● What to work on: Everything from the line containing "Transcribe this image's" through the final line of the records must be transcribed verbatim; nothing else belongs in the result.

● Data shown:

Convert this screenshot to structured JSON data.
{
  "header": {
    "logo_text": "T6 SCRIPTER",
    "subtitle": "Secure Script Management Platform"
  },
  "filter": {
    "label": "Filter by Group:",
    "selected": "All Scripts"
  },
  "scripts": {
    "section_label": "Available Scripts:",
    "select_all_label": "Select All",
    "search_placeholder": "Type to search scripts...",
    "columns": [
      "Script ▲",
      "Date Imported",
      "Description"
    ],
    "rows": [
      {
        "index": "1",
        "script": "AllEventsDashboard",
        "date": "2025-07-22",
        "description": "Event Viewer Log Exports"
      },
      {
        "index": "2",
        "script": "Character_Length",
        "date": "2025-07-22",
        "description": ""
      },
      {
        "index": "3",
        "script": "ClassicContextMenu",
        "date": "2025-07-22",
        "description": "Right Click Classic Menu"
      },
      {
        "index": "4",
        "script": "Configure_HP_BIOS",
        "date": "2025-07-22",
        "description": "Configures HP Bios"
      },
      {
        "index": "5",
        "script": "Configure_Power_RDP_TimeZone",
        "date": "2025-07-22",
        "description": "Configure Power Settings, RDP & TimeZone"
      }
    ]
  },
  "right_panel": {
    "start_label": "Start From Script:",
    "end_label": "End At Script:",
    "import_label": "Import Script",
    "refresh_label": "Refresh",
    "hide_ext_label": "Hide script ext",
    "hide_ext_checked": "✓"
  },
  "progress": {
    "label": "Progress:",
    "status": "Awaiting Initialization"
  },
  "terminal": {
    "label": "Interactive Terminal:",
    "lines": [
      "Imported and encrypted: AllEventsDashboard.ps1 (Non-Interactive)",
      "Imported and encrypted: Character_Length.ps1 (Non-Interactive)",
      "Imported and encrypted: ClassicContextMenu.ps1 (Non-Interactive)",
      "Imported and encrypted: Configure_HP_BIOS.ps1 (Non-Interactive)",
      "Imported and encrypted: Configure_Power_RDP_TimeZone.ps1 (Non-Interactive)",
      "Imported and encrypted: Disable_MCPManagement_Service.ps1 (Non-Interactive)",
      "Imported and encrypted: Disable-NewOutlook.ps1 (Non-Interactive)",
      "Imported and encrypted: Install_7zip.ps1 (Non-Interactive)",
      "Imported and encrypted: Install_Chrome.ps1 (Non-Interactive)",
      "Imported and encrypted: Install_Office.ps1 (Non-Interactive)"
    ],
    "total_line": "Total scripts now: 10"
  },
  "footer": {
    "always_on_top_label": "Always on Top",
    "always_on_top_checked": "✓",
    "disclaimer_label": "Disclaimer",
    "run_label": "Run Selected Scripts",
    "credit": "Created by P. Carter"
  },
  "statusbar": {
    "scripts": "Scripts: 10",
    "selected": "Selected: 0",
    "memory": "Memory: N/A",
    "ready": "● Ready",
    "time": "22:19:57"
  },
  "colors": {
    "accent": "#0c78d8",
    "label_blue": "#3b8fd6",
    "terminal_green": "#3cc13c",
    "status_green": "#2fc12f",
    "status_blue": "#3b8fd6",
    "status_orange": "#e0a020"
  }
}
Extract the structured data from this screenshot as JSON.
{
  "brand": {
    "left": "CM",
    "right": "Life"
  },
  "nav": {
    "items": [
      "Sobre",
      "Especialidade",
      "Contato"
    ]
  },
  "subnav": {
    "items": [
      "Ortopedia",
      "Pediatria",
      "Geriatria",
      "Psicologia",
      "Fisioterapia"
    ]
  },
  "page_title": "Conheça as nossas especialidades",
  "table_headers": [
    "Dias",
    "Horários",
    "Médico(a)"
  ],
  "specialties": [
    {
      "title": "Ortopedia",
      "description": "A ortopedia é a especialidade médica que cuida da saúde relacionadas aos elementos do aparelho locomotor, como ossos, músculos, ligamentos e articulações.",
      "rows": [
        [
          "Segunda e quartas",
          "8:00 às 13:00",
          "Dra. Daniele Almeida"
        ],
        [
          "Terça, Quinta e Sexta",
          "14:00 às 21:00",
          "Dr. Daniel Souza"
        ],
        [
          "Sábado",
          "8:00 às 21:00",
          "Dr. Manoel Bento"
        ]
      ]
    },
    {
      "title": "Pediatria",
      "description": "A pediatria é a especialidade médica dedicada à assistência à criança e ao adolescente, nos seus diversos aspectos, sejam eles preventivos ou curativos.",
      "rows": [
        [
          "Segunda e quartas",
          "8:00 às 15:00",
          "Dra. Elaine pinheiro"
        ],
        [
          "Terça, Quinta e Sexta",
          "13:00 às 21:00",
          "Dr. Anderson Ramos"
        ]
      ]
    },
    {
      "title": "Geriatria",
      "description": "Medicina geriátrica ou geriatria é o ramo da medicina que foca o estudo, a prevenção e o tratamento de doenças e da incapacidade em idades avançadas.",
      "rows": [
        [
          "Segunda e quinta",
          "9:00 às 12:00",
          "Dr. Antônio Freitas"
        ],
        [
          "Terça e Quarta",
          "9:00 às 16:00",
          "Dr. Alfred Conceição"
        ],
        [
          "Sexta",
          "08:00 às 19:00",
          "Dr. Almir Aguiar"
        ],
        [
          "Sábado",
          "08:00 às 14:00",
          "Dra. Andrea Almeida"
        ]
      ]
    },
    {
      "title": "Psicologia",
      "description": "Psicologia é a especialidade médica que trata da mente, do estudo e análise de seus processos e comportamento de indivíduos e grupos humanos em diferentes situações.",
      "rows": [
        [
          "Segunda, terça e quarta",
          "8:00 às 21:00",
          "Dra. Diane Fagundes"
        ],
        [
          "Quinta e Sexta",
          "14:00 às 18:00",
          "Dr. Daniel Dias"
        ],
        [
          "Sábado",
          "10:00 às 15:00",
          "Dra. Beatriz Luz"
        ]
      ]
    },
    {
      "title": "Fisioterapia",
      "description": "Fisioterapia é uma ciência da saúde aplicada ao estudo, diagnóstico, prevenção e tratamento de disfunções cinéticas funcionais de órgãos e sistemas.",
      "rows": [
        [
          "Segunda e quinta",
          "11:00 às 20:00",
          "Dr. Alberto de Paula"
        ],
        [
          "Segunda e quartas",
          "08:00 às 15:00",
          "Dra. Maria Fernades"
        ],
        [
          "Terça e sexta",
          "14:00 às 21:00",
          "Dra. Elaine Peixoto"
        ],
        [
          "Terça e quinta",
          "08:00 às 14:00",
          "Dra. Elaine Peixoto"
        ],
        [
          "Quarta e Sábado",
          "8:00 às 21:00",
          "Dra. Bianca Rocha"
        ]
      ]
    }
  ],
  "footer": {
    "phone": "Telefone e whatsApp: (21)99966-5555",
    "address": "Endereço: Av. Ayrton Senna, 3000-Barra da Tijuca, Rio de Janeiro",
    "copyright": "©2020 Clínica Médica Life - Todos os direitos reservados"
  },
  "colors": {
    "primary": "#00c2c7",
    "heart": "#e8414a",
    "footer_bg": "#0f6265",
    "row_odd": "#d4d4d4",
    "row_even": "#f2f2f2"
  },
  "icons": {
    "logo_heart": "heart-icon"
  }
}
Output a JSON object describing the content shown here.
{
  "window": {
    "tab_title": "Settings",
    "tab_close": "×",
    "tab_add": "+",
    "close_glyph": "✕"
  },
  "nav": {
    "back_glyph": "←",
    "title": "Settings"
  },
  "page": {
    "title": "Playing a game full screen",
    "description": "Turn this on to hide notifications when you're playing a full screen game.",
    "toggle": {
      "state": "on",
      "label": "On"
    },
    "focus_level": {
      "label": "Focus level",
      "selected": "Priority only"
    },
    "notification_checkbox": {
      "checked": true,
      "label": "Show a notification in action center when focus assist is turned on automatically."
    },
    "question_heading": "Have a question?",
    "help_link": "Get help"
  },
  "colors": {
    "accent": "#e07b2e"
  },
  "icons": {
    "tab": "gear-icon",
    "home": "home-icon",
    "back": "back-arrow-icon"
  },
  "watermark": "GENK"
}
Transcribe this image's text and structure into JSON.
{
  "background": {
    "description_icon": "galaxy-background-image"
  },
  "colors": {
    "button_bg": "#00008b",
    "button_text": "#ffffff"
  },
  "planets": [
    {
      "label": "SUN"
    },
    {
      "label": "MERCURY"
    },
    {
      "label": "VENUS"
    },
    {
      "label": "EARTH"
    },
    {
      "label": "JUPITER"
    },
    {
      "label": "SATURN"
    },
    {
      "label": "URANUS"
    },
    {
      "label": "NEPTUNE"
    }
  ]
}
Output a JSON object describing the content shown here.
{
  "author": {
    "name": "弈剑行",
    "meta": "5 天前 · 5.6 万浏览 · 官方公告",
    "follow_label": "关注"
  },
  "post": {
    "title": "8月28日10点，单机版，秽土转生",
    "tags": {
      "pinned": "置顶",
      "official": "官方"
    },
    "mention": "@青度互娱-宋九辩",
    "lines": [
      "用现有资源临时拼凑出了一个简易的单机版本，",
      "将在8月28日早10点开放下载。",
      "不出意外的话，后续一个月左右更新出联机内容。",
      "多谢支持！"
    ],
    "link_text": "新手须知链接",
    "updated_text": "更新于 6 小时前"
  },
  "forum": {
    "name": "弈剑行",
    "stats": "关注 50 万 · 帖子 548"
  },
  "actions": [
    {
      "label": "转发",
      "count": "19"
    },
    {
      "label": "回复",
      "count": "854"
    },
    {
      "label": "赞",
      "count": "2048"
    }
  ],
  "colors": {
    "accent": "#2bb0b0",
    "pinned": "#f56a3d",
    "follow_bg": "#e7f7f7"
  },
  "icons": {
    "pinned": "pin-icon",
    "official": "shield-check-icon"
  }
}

● Task result:
Transcribe this image's text and structure into JSON.
{
  "background": {
    "description_icon": "galaxy-background-image"
  },
  "colors": {
    "button_bg": "#00008b",
    "button_text": "#ffffff"
  },
  "planets": [
    {
      "label": "SUN"
    },
    {
      "label": "MERCURY"
    },
    {
      "label": "VENUS"
    },
    {
      "label": "EARTH"
    },
    {
      "label": "JUPITER"
    },
    {
      "label": "SATURN"
    },
    {
      "label": "URANUS"
    },
    {
      "label": "NEPTUNE"
    }
  ]
}
Output a JSON object describing the content shown here.
{
  "author": {
    "name": "弈剑行",
    "meta": "5 天前 · 5.6 万浏览 · 官方公告",
    "follow_label": "关注"
  },
  "post": {
    "title": "8月28日10点，单机版，秽土转生",
    "tags": {
      "pinned": "置顶",
      "official": "官方"
    },
    "mention": "@青度互娱-宋九辩",
    "lines": [
      "用现有资源临时拼凑出了一个简易的单机版本，",
      "将在8月28日早10点开放下载。",
      "不出意外的话，后续一个月左右更新出联机内容。",
      "多谢支持！"
    ],
    "link_text": "新手须知链接",
    "updated_text": "更新于 6 小时前"
  },
  "forum": {
    "name": "弈剑行",
    "stats": "关注 50 万 · 帖子 548"
  },
  "actions": [
    {
      "label": "转发",
      "count": "19"
    },
    {
      "label": "回复",
      "count": "854"
    },
    {
      "label": "赞",
      "count": "2048"
    }
  ],
  "colors": {
    "accent": "#2bb0b0",
    "pinned": "#f56a3d",
    "follow_bg": "#e7f7f7"
  },
  "icons": {
    "pinned": "pin-icon",
    "official": "shield-check-icon"
  }
}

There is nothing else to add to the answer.